_EXERCISE INSTRUCTIONS:_
Where does the string "Lead" appear? Copy every line of the entries below that holds it.

_DATASET EXCERPTS:_
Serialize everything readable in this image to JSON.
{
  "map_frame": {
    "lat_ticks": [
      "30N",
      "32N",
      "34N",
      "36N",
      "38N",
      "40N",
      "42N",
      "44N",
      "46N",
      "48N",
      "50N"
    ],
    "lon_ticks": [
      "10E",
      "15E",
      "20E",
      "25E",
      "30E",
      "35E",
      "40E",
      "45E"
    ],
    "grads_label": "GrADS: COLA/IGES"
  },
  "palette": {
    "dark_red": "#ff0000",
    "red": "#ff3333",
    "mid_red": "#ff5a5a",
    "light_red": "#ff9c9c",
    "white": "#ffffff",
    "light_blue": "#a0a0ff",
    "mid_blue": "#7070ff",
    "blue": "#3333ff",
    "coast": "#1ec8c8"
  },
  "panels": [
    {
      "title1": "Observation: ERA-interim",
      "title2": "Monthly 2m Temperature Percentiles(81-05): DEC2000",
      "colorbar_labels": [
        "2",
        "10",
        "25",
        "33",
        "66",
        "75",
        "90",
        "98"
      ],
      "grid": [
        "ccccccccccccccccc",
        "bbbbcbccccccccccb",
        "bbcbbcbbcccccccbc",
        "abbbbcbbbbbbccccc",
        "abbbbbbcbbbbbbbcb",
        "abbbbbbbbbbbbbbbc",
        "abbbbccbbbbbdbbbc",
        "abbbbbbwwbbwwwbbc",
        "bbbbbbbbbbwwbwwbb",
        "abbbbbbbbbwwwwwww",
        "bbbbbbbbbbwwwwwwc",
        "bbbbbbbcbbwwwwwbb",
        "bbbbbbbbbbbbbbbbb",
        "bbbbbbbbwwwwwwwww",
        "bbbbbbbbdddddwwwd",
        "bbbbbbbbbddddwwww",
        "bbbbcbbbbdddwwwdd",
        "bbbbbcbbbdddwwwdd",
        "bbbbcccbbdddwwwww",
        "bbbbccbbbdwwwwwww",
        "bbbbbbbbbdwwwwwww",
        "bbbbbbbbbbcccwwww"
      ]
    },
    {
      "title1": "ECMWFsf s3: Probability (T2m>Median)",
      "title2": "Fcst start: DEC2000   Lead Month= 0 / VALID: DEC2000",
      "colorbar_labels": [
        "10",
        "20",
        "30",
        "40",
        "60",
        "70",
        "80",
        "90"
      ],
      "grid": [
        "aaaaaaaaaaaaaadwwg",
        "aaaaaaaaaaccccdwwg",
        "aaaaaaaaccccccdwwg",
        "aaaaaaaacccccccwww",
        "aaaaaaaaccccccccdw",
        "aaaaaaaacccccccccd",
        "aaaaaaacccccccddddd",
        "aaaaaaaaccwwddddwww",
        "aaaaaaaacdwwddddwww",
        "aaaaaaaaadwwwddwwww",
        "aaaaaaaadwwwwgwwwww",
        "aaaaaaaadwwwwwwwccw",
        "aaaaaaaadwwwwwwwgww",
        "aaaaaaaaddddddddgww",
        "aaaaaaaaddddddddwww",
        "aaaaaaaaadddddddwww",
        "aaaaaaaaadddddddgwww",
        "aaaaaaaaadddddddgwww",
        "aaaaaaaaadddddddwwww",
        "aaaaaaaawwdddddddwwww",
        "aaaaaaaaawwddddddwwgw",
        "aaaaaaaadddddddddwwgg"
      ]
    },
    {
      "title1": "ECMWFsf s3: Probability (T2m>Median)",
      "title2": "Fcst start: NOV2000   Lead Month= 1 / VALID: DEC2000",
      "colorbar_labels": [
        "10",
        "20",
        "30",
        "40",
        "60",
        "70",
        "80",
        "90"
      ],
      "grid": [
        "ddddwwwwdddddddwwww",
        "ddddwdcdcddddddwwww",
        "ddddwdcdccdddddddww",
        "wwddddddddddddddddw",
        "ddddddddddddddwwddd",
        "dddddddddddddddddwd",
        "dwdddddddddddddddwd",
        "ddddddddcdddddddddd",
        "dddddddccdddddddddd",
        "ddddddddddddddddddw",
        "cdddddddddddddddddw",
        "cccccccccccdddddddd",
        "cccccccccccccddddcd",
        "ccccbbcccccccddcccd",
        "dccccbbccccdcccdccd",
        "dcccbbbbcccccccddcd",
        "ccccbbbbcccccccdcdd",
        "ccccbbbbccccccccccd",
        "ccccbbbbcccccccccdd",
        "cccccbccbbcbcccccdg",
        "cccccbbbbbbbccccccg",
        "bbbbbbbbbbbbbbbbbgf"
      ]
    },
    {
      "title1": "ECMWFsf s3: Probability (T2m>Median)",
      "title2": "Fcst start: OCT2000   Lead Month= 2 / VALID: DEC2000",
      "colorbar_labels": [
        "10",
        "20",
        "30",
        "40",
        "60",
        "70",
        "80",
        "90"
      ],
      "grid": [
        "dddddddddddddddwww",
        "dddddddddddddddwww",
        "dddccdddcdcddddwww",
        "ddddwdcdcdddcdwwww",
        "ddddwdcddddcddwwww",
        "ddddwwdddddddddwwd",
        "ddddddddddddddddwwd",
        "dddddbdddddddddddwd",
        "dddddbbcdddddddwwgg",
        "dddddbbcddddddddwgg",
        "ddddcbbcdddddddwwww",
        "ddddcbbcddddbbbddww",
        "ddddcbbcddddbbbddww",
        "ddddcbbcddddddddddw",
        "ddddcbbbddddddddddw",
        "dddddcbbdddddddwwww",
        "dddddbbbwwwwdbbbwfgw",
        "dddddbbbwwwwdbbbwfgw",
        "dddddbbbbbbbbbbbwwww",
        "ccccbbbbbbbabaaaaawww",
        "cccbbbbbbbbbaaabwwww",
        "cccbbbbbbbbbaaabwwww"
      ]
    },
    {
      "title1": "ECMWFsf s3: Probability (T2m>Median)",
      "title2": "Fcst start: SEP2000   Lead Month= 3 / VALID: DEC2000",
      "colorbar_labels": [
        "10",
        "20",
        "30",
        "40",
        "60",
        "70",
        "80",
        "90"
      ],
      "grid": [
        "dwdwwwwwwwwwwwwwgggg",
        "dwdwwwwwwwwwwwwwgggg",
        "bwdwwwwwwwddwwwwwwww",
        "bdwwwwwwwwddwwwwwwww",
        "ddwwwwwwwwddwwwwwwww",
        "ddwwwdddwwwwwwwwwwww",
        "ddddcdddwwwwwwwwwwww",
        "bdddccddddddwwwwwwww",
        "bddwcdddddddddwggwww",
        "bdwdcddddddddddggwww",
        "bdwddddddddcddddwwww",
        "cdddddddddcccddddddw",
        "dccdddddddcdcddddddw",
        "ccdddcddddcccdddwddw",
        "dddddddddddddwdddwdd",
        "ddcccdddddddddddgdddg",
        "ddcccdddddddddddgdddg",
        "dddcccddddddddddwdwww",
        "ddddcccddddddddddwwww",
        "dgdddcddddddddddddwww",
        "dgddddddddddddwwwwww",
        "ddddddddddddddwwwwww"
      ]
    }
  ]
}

_EXERCISE RESULT:_
      "title2": "Fcst start: DEC2000   Lead Month= 0 / VALID: DEC2000",
      "title2": "Fcst start: NOV2000   Lead Month= 1 / VALID: DEC2000",
      "title2": "Fcst start: OCT2000   Lead Month= 2 / VALID: DEC2000",
      "title2": "Fcst start: SEP2000   Lead Month= 3 / VALID: DEC2000",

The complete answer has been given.